Solar Shell
This is an upgrade to one of my projects from two years ago--the conch screamer: https://www.instructables.com/id/Solar-Powered-Conch-Screamer/. The traditional blowing of the conch shell at sunset here in Maui only by a microcontroller. The elegance of the project was the solar powering but its independence was undermined by the utility of having to program the location of the conch and its time zone. This made building one for a friend would necessitate preprogramming and senescence when the person moved or time zones shifted. Also the design of the original consisted of rat wired components stuffed into the shell that eventually resulted in water damage and lengthy rebuilds. Microcontrollers have been improved with power friendly sleeping arrangements and changing out relays for transistors.
Gather Your Materials
I had to change out a few parts that made the project better:
1. Adafruit HUZZAH32 – ESP32 Feather Board about $20 A great board that works for everything.

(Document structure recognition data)
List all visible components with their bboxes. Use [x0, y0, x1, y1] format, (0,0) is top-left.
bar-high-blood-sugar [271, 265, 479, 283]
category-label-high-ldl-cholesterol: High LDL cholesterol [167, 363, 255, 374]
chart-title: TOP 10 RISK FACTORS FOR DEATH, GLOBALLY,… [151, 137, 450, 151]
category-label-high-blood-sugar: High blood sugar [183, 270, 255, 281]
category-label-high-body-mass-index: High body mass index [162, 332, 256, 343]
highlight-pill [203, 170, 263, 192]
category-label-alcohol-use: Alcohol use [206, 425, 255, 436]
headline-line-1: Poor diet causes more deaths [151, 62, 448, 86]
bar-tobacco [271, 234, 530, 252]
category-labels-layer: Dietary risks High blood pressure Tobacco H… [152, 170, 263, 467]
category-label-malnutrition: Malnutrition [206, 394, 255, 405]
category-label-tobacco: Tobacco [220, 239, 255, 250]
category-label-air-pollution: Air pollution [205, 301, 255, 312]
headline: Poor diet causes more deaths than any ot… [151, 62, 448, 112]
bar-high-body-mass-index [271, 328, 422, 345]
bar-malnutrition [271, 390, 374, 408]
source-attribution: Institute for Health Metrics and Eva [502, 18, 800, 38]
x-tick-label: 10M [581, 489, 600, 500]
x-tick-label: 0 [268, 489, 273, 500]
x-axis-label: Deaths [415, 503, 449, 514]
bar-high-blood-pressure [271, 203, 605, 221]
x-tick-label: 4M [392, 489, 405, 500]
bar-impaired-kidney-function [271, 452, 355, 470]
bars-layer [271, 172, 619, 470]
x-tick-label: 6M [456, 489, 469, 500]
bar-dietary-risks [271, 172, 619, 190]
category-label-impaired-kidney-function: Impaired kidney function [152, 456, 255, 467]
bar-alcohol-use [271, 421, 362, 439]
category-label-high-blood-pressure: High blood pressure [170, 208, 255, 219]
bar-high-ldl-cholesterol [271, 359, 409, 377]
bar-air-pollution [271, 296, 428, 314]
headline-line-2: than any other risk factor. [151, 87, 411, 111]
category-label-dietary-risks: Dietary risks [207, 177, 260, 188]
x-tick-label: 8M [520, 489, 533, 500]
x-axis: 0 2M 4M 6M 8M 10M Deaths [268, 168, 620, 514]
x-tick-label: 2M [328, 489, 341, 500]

Exercise prompt:
Answer these questions using the Solar Shell text:
1. Which earlier project does the Solar Shell upgrade?
2. What eventually resulted in water damage in the original design?
3. What approximate price is listed for the Adafruit HUZZAH32 – ESP32 Feather Board?

Output of the exercise:
1. The conch screamer (the Solar-Powered Conch Screamer).
2. Rat wired components stuffed into the shell.
3. About $20.